TASK TO COMPLETE -
Go through the material below, count the lines with the word "true", and reply with the count alone.
* * * * *
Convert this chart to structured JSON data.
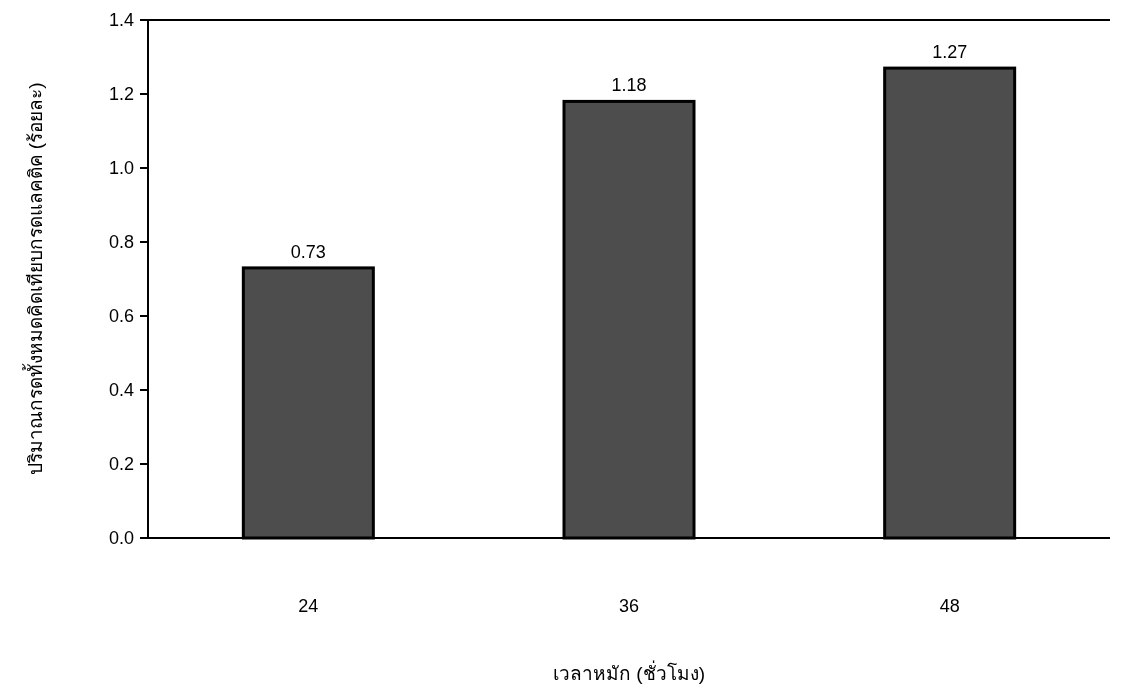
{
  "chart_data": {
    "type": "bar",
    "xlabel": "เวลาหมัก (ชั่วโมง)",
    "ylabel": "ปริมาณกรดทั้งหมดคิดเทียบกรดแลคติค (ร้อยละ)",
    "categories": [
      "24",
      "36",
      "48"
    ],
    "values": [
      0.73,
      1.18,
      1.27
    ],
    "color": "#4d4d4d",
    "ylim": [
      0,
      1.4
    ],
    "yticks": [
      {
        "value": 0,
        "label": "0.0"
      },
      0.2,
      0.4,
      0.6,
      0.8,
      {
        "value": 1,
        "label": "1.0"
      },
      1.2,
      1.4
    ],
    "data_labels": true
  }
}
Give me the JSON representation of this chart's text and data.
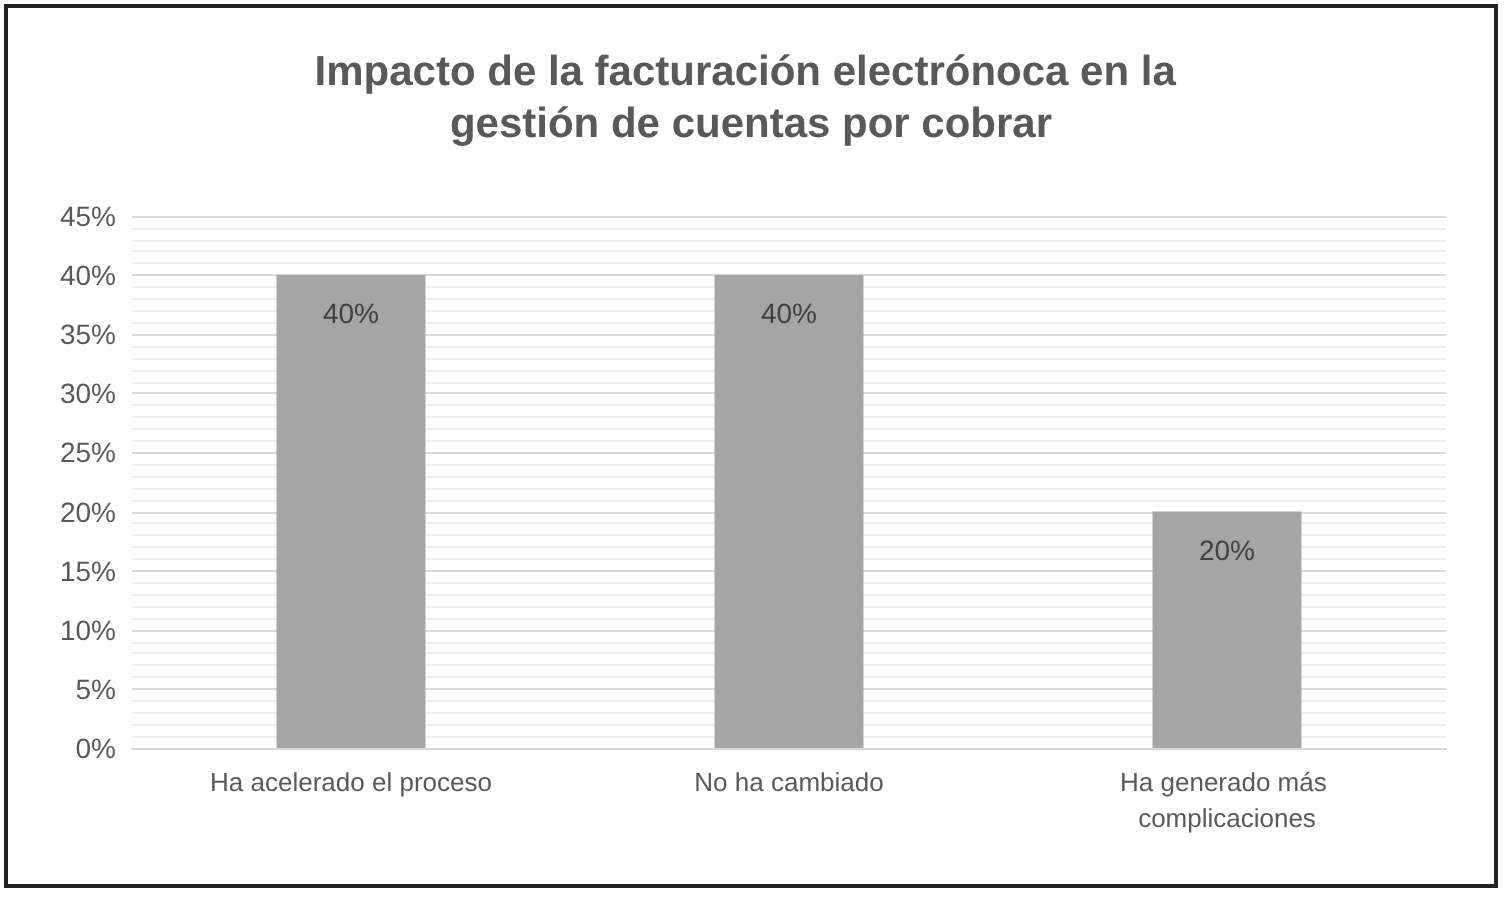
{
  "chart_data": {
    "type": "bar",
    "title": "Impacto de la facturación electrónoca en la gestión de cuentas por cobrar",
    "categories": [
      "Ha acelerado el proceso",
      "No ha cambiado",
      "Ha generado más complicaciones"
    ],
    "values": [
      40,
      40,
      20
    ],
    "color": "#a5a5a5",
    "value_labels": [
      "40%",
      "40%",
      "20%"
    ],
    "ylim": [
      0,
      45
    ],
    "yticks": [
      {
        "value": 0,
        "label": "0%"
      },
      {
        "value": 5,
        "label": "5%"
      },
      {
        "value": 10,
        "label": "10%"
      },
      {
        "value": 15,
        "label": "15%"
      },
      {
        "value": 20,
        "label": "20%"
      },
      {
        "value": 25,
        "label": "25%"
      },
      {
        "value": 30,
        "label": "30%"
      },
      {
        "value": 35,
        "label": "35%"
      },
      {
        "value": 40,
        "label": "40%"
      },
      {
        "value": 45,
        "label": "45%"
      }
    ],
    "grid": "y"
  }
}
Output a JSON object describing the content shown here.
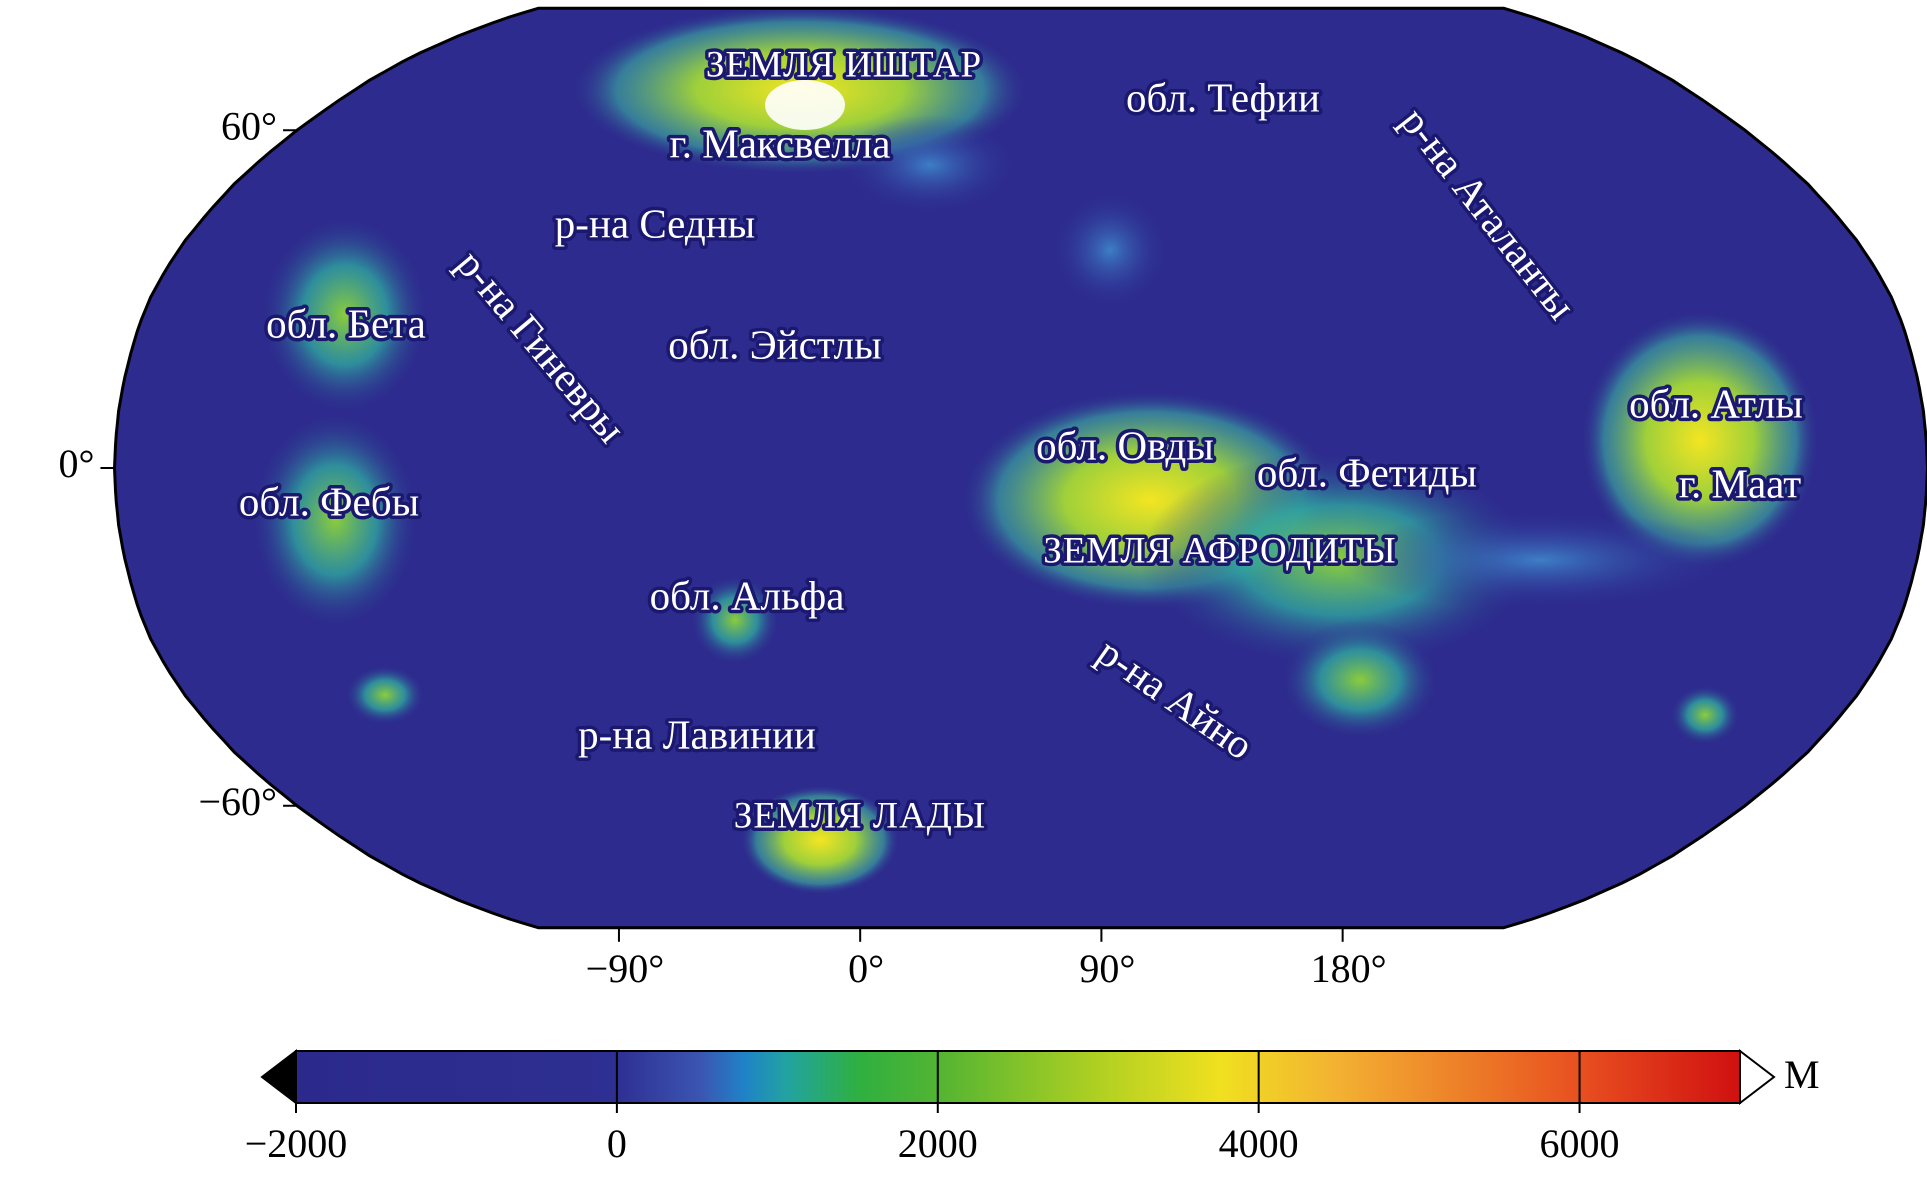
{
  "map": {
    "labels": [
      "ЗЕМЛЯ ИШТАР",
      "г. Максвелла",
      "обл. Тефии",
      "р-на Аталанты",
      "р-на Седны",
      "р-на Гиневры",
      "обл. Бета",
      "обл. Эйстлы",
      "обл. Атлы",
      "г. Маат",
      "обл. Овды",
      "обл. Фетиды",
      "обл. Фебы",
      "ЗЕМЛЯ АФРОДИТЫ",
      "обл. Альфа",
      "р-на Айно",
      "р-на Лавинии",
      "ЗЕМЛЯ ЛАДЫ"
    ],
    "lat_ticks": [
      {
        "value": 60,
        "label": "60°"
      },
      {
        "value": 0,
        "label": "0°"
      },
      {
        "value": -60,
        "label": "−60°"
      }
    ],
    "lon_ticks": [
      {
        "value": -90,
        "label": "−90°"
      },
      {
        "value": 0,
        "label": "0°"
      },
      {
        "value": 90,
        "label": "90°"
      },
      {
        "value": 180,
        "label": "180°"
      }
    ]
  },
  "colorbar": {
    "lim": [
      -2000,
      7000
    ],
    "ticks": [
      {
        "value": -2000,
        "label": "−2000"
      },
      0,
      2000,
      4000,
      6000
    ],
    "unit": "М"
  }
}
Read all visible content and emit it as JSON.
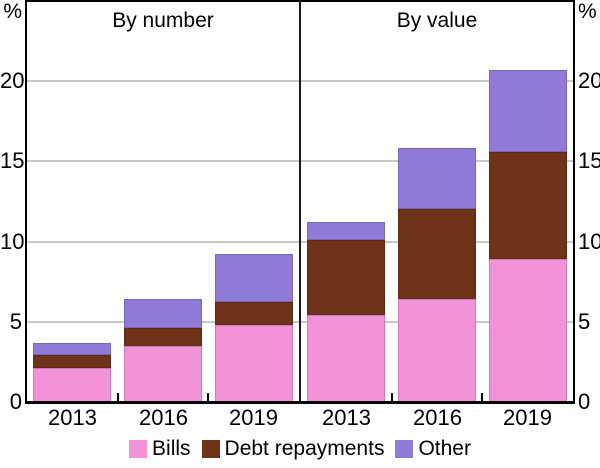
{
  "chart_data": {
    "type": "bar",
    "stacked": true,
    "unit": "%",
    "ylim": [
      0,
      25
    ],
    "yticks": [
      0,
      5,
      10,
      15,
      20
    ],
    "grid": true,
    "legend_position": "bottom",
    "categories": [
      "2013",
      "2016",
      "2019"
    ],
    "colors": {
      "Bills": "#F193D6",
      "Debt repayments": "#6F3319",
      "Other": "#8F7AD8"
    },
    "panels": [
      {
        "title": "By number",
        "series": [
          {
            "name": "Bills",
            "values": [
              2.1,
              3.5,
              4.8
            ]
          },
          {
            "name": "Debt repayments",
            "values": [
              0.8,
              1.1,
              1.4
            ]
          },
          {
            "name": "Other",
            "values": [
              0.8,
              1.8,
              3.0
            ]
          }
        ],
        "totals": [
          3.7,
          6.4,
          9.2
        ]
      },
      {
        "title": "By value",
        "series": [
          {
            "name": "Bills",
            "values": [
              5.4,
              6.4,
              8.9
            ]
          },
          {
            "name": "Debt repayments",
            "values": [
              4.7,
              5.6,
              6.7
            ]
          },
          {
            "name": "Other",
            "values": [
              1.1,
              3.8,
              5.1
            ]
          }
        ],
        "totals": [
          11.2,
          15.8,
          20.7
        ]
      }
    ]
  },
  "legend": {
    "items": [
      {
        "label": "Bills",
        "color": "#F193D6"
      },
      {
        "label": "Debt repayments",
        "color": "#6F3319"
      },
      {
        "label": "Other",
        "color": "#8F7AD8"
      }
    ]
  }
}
* * * * *
RESPONSE TO THIS EXERCISE -
3